- **Task to complete**: Count every line in the data below where "Overall" occurs, then state that number and nothing more.
— START OF Raw data —
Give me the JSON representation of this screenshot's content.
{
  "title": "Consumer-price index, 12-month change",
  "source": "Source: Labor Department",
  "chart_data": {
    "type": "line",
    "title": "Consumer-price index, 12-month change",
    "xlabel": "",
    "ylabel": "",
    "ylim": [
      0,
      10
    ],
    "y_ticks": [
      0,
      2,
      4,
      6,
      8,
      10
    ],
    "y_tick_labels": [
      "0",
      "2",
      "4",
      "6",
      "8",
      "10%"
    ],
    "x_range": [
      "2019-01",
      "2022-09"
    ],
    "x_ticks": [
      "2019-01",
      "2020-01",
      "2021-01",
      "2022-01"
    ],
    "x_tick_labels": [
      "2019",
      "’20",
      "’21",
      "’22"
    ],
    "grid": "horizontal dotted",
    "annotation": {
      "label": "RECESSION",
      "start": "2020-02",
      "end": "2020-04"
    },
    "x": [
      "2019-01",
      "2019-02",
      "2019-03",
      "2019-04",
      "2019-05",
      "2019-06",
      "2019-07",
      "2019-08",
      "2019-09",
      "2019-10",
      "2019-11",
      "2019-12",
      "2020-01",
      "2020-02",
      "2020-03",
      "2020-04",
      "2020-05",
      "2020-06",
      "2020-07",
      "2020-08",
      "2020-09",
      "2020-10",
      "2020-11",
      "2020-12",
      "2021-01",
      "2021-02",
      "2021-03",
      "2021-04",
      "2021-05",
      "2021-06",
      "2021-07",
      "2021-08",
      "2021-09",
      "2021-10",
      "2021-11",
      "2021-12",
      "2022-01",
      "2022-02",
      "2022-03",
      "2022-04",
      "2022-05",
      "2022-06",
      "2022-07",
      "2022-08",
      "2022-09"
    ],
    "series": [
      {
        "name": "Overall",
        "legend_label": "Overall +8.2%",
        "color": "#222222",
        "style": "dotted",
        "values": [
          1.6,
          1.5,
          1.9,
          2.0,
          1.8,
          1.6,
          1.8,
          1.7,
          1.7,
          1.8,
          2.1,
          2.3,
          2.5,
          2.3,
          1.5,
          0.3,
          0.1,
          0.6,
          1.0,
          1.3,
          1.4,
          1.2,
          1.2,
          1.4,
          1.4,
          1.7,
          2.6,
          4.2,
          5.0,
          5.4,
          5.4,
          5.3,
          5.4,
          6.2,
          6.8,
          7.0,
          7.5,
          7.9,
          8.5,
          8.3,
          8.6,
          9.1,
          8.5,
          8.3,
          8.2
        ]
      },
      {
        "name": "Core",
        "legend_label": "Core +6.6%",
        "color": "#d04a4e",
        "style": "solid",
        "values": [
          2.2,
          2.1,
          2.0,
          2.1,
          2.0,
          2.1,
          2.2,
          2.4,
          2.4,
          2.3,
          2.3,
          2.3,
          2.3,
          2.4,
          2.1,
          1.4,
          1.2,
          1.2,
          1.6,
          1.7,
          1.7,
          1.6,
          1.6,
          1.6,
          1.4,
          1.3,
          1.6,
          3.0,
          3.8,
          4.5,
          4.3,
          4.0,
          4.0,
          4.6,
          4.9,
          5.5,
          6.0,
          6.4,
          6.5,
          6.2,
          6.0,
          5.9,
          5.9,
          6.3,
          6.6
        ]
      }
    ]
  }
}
— END OF Raw data —
- **Result for this task**: 2